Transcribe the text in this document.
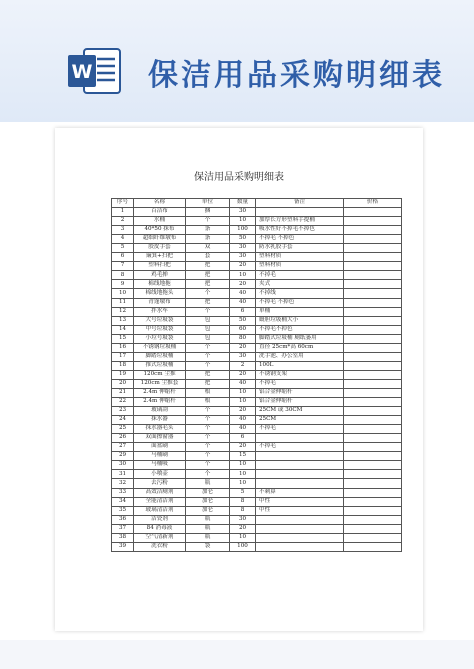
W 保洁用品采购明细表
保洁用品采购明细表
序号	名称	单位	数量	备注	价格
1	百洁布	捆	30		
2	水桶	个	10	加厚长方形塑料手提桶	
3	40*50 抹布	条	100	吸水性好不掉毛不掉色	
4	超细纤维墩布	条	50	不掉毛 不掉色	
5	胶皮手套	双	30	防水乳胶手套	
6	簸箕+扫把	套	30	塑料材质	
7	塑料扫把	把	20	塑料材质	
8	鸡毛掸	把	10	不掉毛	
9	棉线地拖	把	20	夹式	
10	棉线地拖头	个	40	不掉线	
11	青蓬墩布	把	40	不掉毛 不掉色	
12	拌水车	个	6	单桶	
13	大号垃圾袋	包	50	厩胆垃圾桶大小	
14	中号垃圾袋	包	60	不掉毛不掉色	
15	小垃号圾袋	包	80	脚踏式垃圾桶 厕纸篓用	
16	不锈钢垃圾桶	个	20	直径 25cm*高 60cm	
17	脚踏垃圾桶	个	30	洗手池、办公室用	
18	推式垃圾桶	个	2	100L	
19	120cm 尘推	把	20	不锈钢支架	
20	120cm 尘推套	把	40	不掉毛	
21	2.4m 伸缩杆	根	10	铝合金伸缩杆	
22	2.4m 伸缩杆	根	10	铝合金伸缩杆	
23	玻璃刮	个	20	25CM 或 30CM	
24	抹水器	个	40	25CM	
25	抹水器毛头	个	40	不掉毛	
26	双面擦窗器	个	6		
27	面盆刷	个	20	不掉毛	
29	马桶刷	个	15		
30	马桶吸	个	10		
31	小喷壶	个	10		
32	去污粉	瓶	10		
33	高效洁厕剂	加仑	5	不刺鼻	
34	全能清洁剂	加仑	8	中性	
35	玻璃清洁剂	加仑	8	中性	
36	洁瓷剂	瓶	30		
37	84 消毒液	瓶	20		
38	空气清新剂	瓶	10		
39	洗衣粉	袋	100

...

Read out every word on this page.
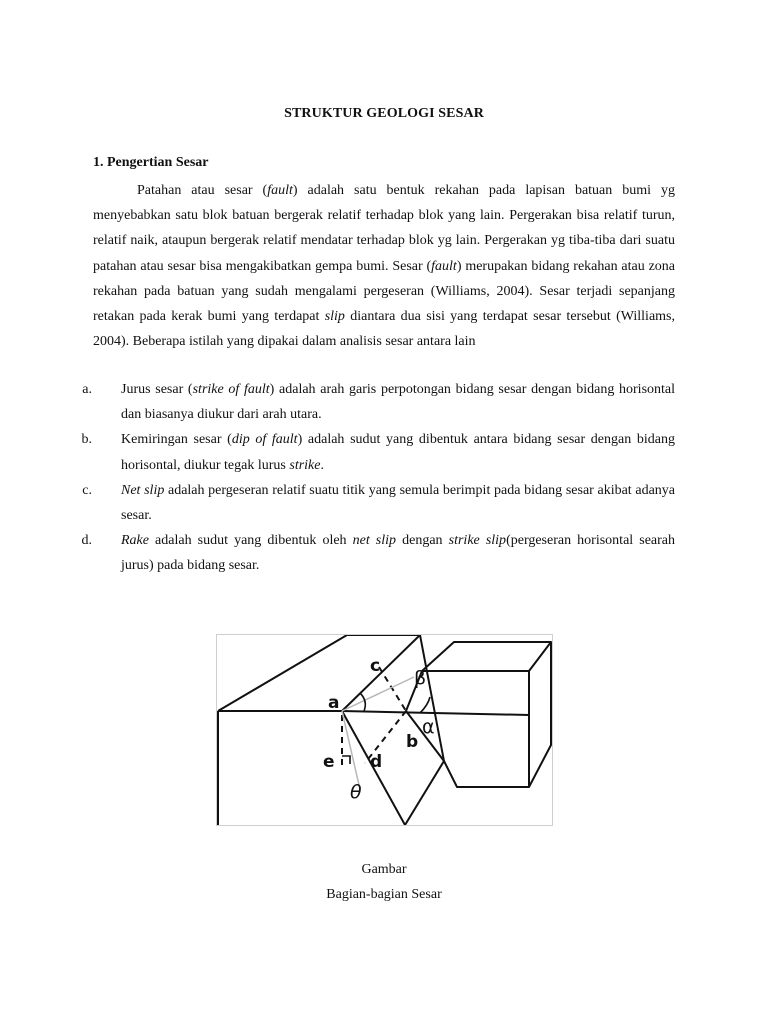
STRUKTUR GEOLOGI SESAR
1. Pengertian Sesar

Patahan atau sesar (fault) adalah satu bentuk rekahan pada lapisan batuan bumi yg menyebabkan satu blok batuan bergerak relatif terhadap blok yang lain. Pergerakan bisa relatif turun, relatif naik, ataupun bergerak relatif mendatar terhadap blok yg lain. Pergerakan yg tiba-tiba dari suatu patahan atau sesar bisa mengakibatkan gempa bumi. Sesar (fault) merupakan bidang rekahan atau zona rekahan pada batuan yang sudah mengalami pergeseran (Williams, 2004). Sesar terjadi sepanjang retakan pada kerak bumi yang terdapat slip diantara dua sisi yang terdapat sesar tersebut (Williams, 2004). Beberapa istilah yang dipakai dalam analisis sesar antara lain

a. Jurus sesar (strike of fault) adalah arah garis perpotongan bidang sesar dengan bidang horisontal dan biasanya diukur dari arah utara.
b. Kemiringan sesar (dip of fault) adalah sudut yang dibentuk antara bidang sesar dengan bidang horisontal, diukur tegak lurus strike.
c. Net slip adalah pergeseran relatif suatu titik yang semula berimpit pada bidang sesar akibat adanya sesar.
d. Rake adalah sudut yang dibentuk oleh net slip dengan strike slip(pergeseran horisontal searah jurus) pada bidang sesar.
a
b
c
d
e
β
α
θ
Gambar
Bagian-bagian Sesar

### What you will do
Which lines hold the string "strike"? List them all.

### Response to this exercise
a. Jurus sesar (strike of fault) adalah arah garis perpotongan bidang sesar dengan bidang horisontal dan biasanya diukur dari arah utara.
b. Kemiringan sesar (dip of fault) adalah sudut yang dibentuk antara bidang sesar dengan bidang horisontal, diukur tegak lurus strike.
d. Rake adalah sudut yang dibentuk oleh net slip dengan strike slip(pergeseran horisontal searah jurus) pada bidang sesar.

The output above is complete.